## PROVIDED MATERIAL:
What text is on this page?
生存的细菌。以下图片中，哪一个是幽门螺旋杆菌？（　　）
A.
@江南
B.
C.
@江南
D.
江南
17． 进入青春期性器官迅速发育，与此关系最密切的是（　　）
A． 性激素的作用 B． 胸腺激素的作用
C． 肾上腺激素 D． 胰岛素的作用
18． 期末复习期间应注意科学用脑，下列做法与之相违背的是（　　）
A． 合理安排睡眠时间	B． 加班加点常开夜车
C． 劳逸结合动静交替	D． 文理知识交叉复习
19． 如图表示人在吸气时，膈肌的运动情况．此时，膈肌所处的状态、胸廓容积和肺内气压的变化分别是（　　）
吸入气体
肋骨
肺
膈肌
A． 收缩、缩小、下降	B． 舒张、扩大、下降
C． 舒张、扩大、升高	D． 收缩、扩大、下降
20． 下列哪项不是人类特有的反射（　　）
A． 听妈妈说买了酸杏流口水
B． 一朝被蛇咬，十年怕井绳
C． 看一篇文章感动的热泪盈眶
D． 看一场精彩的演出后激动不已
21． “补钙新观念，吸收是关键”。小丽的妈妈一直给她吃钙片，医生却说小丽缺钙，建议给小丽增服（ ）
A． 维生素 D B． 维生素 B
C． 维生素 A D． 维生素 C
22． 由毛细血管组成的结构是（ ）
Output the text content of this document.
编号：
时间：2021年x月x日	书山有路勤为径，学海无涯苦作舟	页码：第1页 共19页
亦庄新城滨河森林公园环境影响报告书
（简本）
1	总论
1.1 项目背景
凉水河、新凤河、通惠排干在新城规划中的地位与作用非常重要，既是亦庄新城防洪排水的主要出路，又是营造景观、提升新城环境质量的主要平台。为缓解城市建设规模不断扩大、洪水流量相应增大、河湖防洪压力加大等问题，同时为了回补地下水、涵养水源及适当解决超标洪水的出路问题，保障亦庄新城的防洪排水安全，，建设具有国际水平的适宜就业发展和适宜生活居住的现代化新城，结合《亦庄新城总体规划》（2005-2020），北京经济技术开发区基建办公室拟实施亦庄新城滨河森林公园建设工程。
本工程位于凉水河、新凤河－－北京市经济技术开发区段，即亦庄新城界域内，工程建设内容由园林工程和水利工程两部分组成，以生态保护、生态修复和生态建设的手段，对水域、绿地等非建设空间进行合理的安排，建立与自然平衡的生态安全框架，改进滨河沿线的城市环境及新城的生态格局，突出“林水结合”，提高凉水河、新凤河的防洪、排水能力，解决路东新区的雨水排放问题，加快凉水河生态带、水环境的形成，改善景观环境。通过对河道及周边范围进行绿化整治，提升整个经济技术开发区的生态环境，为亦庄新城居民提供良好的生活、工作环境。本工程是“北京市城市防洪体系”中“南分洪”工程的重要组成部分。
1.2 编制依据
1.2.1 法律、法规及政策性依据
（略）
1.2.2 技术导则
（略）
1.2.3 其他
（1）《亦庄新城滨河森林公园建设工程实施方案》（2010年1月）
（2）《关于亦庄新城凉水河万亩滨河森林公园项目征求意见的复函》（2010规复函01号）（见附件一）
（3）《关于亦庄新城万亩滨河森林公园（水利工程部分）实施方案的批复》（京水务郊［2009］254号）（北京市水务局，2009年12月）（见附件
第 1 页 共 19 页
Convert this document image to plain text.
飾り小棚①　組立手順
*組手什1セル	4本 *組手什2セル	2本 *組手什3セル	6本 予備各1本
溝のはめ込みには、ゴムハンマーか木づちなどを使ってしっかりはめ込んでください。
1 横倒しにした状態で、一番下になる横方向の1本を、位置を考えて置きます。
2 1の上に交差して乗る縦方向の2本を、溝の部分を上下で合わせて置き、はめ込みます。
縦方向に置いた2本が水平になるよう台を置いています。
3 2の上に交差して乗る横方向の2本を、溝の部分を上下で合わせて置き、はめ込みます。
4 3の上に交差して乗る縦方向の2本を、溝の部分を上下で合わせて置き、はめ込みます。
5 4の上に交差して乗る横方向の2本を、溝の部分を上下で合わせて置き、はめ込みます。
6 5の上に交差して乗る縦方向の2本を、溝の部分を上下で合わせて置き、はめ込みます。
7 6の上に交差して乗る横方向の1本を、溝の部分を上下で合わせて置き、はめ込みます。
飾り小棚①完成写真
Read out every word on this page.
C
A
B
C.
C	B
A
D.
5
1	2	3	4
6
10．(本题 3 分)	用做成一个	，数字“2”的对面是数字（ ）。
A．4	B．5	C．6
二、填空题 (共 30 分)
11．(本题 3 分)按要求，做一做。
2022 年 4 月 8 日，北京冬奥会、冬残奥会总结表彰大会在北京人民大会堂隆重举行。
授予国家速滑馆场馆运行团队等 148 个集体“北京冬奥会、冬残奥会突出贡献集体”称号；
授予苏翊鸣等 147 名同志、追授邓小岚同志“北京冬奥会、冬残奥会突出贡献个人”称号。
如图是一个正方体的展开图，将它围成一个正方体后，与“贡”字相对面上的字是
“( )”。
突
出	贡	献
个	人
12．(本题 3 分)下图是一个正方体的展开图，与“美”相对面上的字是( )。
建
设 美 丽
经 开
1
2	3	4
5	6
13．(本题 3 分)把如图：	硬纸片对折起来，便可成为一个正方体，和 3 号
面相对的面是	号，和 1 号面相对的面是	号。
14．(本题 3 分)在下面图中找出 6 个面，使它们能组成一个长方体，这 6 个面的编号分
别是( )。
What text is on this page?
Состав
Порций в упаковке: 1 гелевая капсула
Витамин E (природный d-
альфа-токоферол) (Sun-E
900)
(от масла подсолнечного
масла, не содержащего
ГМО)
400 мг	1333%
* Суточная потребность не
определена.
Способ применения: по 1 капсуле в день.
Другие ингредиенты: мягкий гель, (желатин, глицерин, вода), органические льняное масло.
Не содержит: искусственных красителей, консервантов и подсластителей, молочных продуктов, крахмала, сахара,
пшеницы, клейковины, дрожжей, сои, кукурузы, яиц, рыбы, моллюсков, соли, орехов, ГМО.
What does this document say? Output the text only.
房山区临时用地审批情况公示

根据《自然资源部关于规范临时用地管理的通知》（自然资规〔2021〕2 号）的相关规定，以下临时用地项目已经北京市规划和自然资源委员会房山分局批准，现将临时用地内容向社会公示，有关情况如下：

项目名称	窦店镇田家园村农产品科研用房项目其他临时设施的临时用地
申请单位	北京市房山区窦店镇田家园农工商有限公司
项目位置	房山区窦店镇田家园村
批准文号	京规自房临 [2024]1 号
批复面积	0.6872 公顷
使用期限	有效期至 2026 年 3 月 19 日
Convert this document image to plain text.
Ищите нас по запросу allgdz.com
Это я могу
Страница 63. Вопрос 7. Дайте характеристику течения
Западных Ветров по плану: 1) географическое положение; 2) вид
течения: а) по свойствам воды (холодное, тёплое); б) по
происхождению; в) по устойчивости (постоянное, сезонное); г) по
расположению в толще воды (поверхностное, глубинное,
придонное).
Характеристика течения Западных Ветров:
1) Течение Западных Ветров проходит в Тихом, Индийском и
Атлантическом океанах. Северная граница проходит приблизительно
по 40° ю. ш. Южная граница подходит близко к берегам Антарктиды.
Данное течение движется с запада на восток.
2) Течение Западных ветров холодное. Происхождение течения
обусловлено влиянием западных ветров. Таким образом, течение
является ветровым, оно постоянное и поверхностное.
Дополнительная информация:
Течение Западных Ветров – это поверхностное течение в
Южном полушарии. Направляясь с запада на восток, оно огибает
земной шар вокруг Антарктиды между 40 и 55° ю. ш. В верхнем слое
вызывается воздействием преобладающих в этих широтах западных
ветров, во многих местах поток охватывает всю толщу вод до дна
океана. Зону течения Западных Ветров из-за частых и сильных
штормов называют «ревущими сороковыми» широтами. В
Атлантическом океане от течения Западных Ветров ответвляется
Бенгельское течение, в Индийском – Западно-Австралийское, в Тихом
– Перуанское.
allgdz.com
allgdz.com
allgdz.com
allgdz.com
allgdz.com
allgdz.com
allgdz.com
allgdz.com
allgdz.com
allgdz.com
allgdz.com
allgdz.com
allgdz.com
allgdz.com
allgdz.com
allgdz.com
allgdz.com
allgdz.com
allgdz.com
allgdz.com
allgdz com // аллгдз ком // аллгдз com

## DESCRIPTION OF THE TASK:
Lines that include the word "масла" — how many are there in the data? Answer with the number alone.

## FINAL RESULT:
2